-- START OF MATERIAL --

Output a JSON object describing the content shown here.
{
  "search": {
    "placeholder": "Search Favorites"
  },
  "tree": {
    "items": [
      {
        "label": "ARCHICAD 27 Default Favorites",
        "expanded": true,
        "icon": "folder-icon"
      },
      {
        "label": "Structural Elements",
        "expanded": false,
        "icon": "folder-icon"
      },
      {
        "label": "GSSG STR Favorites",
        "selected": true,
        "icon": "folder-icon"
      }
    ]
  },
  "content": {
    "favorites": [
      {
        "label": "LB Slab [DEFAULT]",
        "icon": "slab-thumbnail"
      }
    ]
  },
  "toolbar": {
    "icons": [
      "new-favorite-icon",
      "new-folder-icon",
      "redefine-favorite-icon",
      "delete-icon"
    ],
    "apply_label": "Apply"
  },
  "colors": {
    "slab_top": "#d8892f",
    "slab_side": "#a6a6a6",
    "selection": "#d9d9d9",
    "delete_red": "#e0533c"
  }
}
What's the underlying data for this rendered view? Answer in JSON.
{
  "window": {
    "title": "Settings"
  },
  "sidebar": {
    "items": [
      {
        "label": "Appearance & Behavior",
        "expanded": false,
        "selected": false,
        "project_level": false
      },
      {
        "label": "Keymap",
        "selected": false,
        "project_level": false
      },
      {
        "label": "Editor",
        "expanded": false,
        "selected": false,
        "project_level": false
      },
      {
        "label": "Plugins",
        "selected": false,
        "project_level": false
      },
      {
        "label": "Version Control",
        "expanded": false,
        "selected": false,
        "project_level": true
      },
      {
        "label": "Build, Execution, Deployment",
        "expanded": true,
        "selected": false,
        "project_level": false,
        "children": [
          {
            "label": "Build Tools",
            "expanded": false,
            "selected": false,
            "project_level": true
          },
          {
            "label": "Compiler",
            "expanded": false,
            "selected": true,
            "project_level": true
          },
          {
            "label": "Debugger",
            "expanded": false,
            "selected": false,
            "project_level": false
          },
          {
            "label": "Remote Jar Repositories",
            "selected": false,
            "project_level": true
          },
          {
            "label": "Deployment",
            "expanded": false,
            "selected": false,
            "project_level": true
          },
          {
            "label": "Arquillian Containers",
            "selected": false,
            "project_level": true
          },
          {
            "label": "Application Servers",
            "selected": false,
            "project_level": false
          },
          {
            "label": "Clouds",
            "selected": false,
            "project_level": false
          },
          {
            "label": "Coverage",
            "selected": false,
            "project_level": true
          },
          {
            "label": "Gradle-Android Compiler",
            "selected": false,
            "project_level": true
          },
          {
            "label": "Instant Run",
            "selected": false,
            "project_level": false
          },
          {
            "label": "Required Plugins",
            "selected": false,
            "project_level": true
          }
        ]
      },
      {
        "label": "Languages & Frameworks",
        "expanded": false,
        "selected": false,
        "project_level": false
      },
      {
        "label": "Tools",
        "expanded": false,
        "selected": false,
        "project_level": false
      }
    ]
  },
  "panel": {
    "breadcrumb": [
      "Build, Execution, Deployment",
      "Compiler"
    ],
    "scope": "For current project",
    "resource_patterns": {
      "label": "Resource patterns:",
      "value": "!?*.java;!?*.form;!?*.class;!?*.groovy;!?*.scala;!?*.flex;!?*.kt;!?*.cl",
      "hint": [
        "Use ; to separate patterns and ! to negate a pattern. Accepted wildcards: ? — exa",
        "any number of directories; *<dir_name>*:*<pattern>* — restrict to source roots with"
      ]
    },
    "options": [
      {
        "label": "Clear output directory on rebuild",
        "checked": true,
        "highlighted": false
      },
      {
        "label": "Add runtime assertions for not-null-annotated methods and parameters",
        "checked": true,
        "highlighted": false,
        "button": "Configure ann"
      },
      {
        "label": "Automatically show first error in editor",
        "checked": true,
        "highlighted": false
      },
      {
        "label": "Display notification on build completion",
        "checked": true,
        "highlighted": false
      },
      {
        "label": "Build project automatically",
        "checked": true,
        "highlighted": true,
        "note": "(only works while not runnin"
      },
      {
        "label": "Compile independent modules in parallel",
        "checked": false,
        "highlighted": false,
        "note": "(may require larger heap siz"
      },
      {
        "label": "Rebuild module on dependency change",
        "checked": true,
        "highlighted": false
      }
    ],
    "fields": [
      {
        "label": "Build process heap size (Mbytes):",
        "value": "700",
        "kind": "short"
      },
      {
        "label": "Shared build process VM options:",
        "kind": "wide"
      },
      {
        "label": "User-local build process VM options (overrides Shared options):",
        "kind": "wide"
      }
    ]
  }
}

-- END OF MATERIAL --

- [TASK INSTRUCTIONS]:
Every record should be given again exactly.

- [SOLUTION FOR THIS PROBLEM]:
Output a JSON object describing the content shown here.
{
  "search": {
    "placeholder": "Search Favorites"
  },
  "tree": {
    "items": [
      {
        "label": "ARCHICAD 27 Default Favorites",
        "expanded": true,
        "icon": "folder-icon"
      },
      {
        "label": "Structural Elements",
        "expanded": false,
        "icon": "folder-icon"
      },
      {
        "label": "GSSG STR Favorites",
        "selected": true,
        "icon": "folder-icon"
      }
    ]
  },
  "content": {
    "favorites": [
      {
        "label": "LB Slab [DEFAULT]",
        "icon": "slab-thumbnail"
      }
    ]
  },
  "toolbar": {
    "icons": [
      "new-favorite-icon",
      "new-folder-icon",
      "redefine-favorite-icon",
      "delete-icon"
    ],
    "apply_label": "Apply"
  },
  "colors": {
    "slab_top": "#d8892f",
    "slab_side": "#a6a6a6",
    "selection": "#d9d9d9",
    "delete_red": "#e0533c"
  }
}
What's the underlying data for this rendered view? Answer in JSON.
{
  "window": {
    "title": "Settings"
  },
  "sidebar": {
    "items": [
      {
        "label": "Appearance & Behavior",
        "expanded": false,
        "selected": false,
        "project_level": false
      },
      {
        "label": "Keymap",
        "selected": false,
        "project_level": false
      },
      {
        "label": "Editor",
        "expanded": false,
        "selected": false,
        "project_level": false
      },
      {
        "label": "Plugins",
        "selected": false,
        "project_level": false
      },
      {
        "label": "Version Control",
        "expanded": false,
        "selected": false,
        "project_level": true
      },
      {
        "label": "Build, Execution, Deployment",
        "expanded": true,
        "selected": false,
        "project_level": false,
        "children": [
          {
            "label": "Build Tools",
            "expanded": false,
            "selected": false,
            "project_level": true
          },
          {
            "label": "Compiler",
            "expanded": false,
            "selected": true,
            "project_level": true
          },
          {
            "label": "Debugger",
            "expanded": false,
            "selected": false,
            "project_level": false
          },
          {
            "label": "Remote Jar Repositories",
            "selected": false,
            "project_level": true
          },
          {
            "label": "Deployment",
            "expanded": false,
            "selected": false,
            "project_level": true
          },
          {
            "label": "Arquillian Containers",
            "selected": false,
            "project_level": true
          },
          {
            "label": "Application Servers",
            "selected": false,
            "project_level": false
          },
          {
            "label": "Clouds",
            "selected": false,
            "project_level": false
          },
          {
            "label": "Coverage",
            "selected": false,
            "project_level": true
          },
          {
            "label": "Gradle-Android Compiler",
            "selected": false,
            "project_level": true
          },
          {
            "label": "Instant Run",
            "selected": false,
            "project_level": false
          },
          {
            "label": "Required Plugins",
            "selected": false,
            "project_level": true
          }
        ]
      },
      {
        "label": "Languages & Frameworks",
        "expanded": false,
        "selected": false,
        "project_level": false
      },
      {
        "label": "Tools",
        "expanded": false,
        "selected": false,
        "project_level": false
      }
    ]
  },
  "panel": {
    "breadcrumb": [
      "Build, Execution, Deployment",
      "Compiler"
    ],
    "scope": "For current project",
    "resource_patterns": {
      "label": "Resource patterns:",
      "value": "!?*.java;!?*.form;!?*.class;!?*.groovy;!?*.scala;!?*.flex;!?*.kt;!?*.cl",
      "hint": [
        "Use ; to separate patterns and ! to negate a pattern. Accepted wildcards: ? — exa",
        "any number of directories; *<dir_name>*:*<pattern>* — restrict to source roots with"
      ]
    },
    "options": [
      {
        "label": "Clear output directory on rebuild",
        "checked": true,
        "highlighted": false
      },
      {
        "label": "Add runtime assertions for not-null-annotated methods and parameters",
        "checked": true,
        "highlighted": false,
        "button": "Configure ann"
      },
      {
        "label": "Automatically show first error in editor",
        "checked": true,
        "highlighted": false
      },
      {
        "label": "Display notification on build completion",
        "checked": true,
        "highlighted": false
      },
      {
        "label": "Build project automatically",
        "checked": true,
        "highlighted": true,
        "note": "(only works while not runnin"
      },
      {
        "label": "Compile independent modules in parallel",
        "checked": false,
        "highlighted": false,
        "note": "(may require larger heap siz"
      },
      {
        "label": "Rebuild module on dependency change",
        "checked": true,
        "highlighted": false
      }
    ],
    "fields": [
      {
        "label": "Build process heap size (Mbytes):",
        "value": "700",
        "kind": "short"
      },
      {
        "label": "Shared build process VM options:",
        "kind": "wide"
      },
      {
        "label": "User-local build process VM options (overrides Shared options):",
        "kind": "wide"
      }
    ]
  }
}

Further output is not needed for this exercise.